[Work to complete]: Return the records that follow unaltered. Omit every picture.

(Part of a data file)
[START]

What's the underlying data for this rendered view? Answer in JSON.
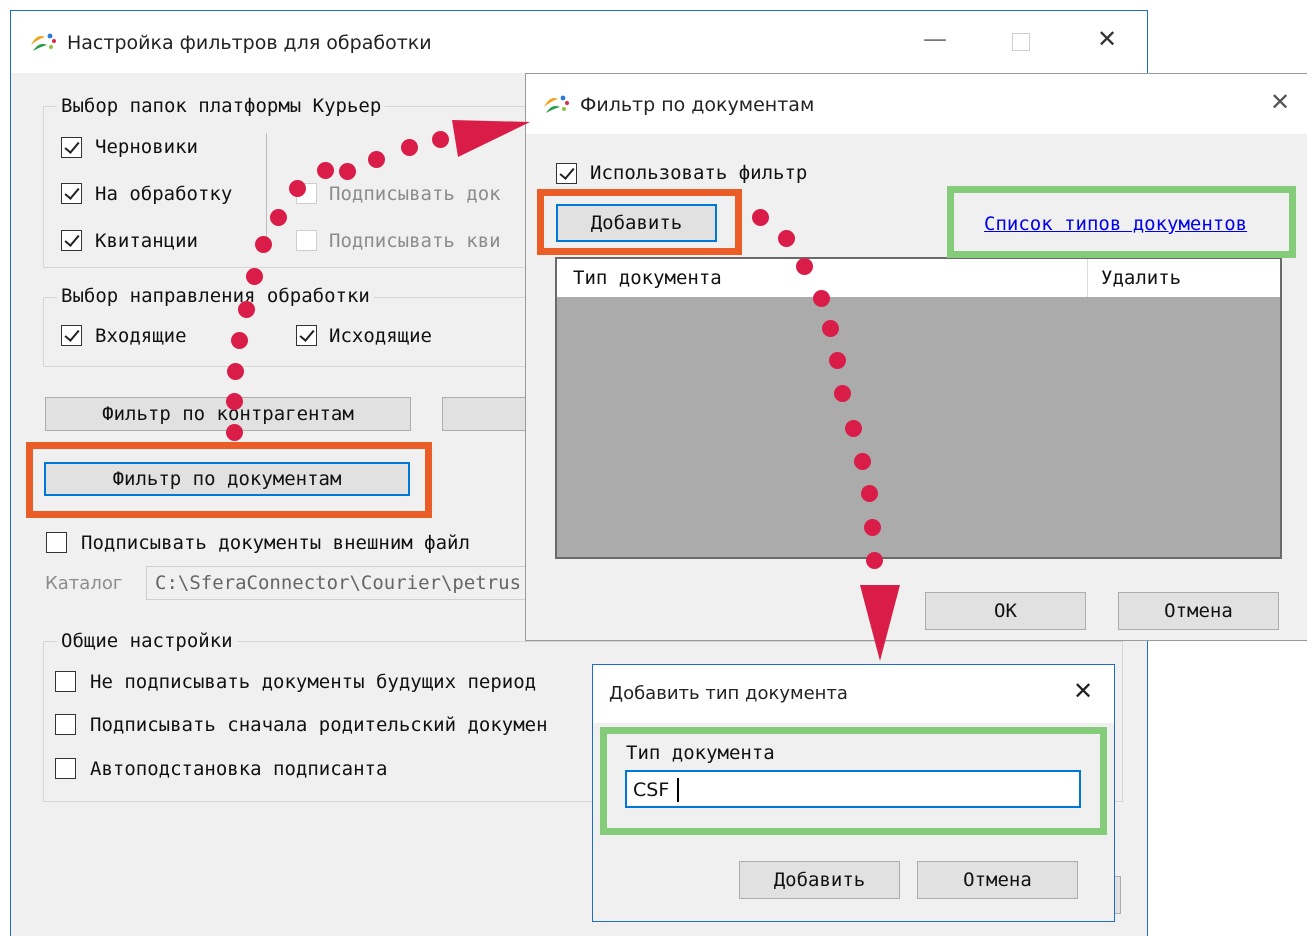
{
  "main_window": {
    "title": "Настройка фильтров для обработки",
    "folders_group": {
      "legend": "Выбор папок платформы Курьер",
      "drafts": {
        "label": "Черновики",
        "checked": true
      },
      "processing": {
        "label": "На обработку",
        "checked": true
      },
      "receipts": {
        "label": "Квитанции",
        "checked": true
      },
      "sign_docs": {
        "label": "Подписывать док",
        "checked": false
      },
      "sign_receipts": {
        "label": "Подписывать кви",
        "checked": false
      }
    },
    "direction_group": {
      "legend": "Выбор направления обработки",
      "incoming": {
        "label": "Входящие",
        "checked": true
      },
      "outgoing": {
        "label": "Исходящие",
        "checked": true
      }
    },
    "filter_contractors_button": "Фильтр по контрагентам",
    "filter_documents_button": "Фильтр по документам",
    "external_sign": {
      "label": "Подписывать документы внешним файл",
      "checked": false
    },
    "catalog": {
      "label": "Каталог",
      "value": "C:\\SferaConnector\\Courier\\petrus"
    },
    "general_group": {
      "legend": "Общие настройки",
      "no_future": {
        "label": "Не подписывать документы будущих период",
        "checked": false
      },
      "parent_first": {
        "label": "Подписывать сначала родительский докумен",
        "checked": false
      },
      "auto_signer": {
        "label": "Автоподстановка подписанта",
        "checked": false
      }
    }
  },
  "doc_filter_dialog": {
    "title": "Фильтр по документам",
    "use_filter": {
      "label": "Использовать фильтр",
      "checked": true
    },
    "add_button": "Добавить",
    "types_link": "Список типов документов",
    "columns": [
      "Тип документа",
      "Удалить"
    ],
    "ok_button": "ОК",
    "cancel_button": "Отмена"
  },
  "add_type_dialog": {
    "title": "Добавить тип документа",
    "field_label": "Тип документа",
    "field_value": "CSF",
    "add_button": "Добавить",
    "cancel_button": "Отмена"
  },
  "icons": {
    "app": "app-logo-icon",
    "minimize": "minimize-icon",
    "maximize": "maximize-icon",
    "close": "close-icon"
  },
  "colors": {
    "highlight_orange": "#ea5d26",
    "highlight_green": "#84cc7a",
    "dots": "#d91c48",
    "focus_blue": "#0078d7",
    "link": "#0000ee"
  }
}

[END]

[Answer to the problem]:
What's the underlying data for this rendered view? Answer in JSON.
{
  "main_window": {
    "title": "Настройка фильтров для обработки",
    "folders_group": {
      "legend": "Выбор папок платформы Курьер",
      "drafts": {
        "label": "Черновики",
        "checked": true
      },
      "processing": {
        "label": "На обработку",
        "checked": true
      },
      "receipts": {
        "label": "Квитанции",
        "checked": true
      },
      "sign_docs": {
        "label": "Подписывать док",
        "checked": false
      },
      "sign_receipts": {
        "label": "Подписывать кви",
        "checked": false
      }
    },
    "direction_group": {
      "legend": "Выбор направления обработки",
      "incoming": {
        "label": "Входящие",
        "checked": true
      },
      "outgoing": {
        "label": "Исходящие",
        "checked": true
      }
    },
    "filter_contractors_button": "Фильтр по контрагентам",
    "filter_documents_button": "Фильтр по документам",
    "external_sign": {
      "label": "Подписывать документы внешним файл",
      "checked": false
    },
    "catalog": {
      "label": "Каталог",
      "value": "C:\\SferaConnector\\Courier\\petrus"
    },
    "general_group": {
      "legend": "Общие настройки",
      "no_future": {
        "label": "Не подписывать документы будущих период",
        "checked": false
      },
      "parent_first": {
        "label": "Подписывать сначала родительский докумен",
        "checked": false
      },
      "auto_signer": {
        "label": "Автоподстановка подписанта",
        "checked": false
      }
    }
  },
  "doc_filter_dialog": {
    "title": "Фильтр по документам",
    "use_filter": {
      "label": "Использовать фильтр",
      "checked": true
    },
    "add_button": "Добавить",
    "types_link": "Список типов документов",
    "columns": [
      "Тип документа",
      "Удалить"
    ],
    "ok_button": "ОК",
    "cancel_button": "Отмена"
  },
  "add_type_dialog": {
    "title": "Добавить тип документа",
    "field_label": "Тип документа",
    "field_value": "CSF",
    "add_button": "Добавить",
    "cancel_button": "Отмена"
  },
  "icons": {
    "app": "app-logo-icon",
    "minimize": "minimize-icon",
    "maximize": "maximize-icon",
    "close": "close-icon"
  },
  "colors": {
    "highlight_orange": "#ea5d26",
    "highlight_green": "#84cc7a",
    "dots": "#d91c48",
    "focus_blue": "#0078d7",
    "link": "#0000ee"
  }
}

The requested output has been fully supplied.